▼▼▼

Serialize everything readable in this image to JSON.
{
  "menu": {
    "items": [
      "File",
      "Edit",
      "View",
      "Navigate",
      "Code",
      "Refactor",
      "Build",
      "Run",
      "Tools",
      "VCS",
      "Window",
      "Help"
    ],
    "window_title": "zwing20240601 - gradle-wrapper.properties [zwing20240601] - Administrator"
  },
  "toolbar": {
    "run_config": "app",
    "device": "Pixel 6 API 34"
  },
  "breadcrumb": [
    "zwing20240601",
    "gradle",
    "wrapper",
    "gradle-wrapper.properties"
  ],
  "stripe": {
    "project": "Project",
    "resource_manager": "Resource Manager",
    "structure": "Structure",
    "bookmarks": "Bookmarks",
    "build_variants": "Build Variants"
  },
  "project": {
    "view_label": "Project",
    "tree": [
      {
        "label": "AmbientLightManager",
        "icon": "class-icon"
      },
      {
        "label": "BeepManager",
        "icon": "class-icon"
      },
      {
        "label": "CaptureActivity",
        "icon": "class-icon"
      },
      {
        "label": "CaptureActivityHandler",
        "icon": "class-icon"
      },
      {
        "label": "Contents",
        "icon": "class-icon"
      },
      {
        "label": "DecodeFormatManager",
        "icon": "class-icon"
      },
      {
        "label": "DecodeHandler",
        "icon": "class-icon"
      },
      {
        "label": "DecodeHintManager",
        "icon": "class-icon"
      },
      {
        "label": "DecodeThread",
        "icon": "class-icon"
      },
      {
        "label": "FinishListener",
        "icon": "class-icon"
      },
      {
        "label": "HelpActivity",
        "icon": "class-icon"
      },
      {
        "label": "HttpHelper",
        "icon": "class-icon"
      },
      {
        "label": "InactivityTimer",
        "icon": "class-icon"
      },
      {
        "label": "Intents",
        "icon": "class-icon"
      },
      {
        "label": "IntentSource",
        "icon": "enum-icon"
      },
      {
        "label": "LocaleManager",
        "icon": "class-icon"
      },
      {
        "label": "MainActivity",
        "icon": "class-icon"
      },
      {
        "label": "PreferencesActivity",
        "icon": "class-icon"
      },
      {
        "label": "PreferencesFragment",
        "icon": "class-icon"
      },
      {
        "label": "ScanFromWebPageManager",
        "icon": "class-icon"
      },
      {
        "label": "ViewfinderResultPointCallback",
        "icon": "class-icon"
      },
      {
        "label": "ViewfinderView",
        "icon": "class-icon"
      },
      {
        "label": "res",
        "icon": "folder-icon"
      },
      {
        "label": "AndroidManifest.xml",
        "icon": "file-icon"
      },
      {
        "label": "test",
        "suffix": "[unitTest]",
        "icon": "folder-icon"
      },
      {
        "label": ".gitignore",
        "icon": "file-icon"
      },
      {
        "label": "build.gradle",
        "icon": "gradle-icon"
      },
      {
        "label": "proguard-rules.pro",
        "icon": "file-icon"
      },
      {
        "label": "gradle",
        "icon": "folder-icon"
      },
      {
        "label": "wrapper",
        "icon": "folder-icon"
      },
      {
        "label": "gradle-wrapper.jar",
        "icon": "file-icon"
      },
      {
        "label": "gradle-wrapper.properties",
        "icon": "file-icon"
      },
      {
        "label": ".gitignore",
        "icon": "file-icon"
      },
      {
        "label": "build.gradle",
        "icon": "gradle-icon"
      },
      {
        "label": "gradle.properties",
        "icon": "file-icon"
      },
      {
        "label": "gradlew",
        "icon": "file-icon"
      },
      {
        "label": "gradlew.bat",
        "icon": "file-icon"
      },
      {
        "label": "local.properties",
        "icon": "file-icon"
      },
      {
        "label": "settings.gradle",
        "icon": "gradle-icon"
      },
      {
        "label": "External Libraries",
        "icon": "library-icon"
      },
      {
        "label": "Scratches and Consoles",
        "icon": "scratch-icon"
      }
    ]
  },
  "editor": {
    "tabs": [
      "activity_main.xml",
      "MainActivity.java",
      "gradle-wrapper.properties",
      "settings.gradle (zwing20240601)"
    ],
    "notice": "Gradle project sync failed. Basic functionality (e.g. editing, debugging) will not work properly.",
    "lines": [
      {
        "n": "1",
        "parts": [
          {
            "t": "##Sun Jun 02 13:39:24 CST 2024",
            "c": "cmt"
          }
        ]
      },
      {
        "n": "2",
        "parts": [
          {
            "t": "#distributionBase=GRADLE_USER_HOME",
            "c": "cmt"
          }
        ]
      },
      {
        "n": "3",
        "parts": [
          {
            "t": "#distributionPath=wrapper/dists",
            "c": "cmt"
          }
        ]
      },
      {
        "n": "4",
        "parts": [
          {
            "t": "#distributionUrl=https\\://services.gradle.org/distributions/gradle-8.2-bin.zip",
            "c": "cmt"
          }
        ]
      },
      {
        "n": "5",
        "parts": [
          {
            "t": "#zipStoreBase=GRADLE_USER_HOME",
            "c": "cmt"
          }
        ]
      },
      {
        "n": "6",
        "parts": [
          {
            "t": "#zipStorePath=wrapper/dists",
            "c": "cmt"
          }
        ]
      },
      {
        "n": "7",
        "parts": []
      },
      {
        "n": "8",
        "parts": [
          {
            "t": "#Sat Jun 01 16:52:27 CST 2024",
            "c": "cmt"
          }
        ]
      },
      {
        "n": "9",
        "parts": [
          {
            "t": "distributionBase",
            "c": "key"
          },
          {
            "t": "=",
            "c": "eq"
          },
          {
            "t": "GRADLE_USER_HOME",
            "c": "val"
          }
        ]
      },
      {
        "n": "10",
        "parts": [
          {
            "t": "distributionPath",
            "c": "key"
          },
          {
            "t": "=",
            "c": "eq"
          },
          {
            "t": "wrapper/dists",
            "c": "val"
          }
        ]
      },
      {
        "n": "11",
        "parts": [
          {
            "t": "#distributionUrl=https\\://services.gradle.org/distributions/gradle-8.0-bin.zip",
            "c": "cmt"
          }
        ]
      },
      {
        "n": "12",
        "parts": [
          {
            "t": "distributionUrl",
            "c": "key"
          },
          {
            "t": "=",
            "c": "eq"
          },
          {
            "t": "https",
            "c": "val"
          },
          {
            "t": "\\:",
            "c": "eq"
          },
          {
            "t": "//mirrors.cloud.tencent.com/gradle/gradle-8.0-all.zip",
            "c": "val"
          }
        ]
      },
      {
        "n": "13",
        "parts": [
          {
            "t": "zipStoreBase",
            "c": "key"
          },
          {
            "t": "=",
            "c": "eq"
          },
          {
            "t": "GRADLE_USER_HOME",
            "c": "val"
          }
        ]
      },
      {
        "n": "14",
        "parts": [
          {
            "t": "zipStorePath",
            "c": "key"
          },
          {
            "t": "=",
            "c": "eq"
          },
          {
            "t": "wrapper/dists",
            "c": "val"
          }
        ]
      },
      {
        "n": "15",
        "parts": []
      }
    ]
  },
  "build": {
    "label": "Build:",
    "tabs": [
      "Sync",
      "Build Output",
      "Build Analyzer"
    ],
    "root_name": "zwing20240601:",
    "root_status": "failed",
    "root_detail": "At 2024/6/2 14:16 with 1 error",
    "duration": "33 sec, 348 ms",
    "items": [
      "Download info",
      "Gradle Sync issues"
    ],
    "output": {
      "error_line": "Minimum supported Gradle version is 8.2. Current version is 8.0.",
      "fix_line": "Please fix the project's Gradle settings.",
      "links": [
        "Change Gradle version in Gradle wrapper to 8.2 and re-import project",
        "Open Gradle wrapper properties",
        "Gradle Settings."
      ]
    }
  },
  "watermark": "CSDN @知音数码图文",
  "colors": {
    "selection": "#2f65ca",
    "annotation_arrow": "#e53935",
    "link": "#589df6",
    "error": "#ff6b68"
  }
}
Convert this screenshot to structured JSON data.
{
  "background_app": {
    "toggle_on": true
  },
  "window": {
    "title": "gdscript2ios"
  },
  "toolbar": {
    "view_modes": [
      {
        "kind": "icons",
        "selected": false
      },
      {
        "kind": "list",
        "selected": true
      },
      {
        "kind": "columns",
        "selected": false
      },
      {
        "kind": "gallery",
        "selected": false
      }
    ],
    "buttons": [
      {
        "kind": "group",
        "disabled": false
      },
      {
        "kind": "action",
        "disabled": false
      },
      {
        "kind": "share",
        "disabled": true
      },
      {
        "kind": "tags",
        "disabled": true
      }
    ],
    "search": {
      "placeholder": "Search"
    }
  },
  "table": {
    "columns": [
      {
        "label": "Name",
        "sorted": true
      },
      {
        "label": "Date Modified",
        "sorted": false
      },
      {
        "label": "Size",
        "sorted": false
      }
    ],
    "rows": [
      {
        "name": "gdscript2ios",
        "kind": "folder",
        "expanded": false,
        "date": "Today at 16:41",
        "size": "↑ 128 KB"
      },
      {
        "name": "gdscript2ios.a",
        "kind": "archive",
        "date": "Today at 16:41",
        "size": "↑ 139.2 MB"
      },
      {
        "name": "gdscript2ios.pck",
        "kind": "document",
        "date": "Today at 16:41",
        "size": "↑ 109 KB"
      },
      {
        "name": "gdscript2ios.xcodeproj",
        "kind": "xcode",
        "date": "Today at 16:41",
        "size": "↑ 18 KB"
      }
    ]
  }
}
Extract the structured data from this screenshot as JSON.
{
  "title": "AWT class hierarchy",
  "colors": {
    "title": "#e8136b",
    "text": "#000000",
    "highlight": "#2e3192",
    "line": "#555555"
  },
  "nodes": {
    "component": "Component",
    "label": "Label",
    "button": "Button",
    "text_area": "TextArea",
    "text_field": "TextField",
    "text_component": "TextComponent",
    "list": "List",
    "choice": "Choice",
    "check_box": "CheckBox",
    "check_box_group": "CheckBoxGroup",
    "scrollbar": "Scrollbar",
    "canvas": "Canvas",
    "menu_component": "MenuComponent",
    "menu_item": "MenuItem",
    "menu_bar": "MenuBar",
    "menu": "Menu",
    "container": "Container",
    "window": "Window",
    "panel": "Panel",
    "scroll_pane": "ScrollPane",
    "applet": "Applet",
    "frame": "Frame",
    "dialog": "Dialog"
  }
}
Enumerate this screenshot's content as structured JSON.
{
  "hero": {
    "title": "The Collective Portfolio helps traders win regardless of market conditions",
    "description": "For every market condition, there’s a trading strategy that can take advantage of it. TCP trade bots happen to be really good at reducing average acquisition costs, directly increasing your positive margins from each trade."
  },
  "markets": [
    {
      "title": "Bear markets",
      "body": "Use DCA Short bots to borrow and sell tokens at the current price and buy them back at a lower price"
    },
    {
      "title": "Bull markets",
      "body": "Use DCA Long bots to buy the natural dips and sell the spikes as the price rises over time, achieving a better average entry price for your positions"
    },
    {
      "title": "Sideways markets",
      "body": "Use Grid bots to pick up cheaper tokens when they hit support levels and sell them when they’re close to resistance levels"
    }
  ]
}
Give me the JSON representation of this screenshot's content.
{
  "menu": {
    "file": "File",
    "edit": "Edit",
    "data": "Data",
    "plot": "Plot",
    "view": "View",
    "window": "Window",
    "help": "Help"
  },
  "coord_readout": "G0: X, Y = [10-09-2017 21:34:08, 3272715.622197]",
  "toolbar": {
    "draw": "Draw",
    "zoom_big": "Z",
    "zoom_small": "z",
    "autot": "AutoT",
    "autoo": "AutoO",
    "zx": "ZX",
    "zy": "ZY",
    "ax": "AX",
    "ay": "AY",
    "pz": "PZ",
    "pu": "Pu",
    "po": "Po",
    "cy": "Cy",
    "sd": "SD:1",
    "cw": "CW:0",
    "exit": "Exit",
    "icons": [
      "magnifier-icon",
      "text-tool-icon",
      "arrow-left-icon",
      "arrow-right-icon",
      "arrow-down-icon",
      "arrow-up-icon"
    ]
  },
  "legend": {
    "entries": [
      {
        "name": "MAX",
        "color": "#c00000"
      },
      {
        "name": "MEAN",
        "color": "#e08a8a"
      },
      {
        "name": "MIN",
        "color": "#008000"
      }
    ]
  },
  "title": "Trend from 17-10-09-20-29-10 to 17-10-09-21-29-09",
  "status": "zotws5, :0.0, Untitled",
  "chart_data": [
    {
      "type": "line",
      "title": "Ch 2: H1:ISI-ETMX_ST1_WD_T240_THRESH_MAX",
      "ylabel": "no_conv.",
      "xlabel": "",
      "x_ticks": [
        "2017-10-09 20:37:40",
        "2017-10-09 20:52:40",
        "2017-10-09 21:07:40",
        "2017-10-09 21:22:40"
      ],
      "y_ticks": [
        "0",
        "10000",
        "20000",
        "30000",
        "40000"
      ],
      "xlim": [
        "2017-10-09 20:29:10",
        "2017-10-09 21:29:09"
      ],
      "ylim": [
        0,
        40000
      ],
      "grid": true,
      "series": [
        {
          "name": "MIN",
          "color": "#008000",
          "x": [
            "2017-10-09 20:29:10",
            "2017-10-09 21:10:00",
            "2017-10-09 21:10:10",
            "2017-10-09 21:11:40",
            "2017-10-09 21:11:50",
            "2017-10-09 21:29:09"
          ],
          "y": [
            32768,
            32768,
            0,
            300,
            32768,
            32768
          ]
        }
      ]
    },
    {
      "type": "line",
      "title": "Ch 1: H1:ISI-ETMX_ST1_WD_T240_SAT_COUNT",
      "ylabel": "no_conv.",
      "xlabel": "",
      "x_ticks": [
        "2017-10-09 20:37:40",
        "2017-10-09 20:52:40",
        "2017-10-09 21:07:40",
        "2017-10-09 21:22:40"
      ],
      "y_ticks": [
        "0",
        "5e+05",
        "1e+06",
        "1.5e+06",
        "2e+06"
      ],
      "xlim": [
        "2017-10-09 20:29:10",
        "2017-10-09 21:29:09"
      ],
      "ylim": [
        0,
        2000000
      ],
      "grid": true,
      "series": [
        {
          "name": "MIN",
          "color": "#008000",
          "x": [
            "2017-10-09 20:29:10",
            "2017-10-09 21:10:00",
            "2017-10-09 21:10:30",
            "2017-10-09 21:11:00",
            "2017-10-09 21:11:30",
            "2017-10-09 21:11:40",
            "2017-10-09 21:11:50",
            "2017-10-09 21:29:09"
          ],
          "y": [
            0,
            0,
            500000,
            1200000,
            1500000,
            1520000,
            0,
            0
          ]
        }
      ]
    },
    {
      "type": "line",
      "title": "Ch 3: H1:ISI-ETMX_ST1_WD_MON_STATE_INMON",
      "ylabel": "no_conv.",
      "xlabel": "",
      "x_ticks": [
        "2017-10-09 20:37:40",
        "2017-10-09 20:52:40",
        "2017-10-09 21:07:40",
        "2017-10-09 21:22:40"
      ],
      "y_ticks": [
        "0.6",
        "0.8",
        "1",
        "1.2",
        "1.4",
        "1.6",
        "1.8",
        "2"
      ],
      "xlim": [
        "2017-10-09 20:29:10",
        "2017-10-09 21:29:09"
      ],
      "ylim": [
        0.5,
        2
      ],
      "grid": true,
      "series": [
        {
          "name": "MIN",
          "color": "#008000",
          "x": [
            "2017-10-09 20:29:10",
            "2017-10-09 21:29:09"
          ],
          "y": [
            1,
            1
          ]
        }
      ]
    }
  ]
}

▲▲▲

TASK DESCRIPTION: Pick out each line containing the string "body" and copy it.

TASK ANSWER:
      "body": "Use DCA Short bots to borrow and sell tokens at the current price and buy them back at a lower price"
      "body": "Use DCA Long bots to buy the natural dips and sell the spikes as the price rises over time, achieving a better average entry price for your positions"
      "body": "Use Grid bots to pick up cheaper tokens when they hit support levels and sell them when they’re close to resistance levels"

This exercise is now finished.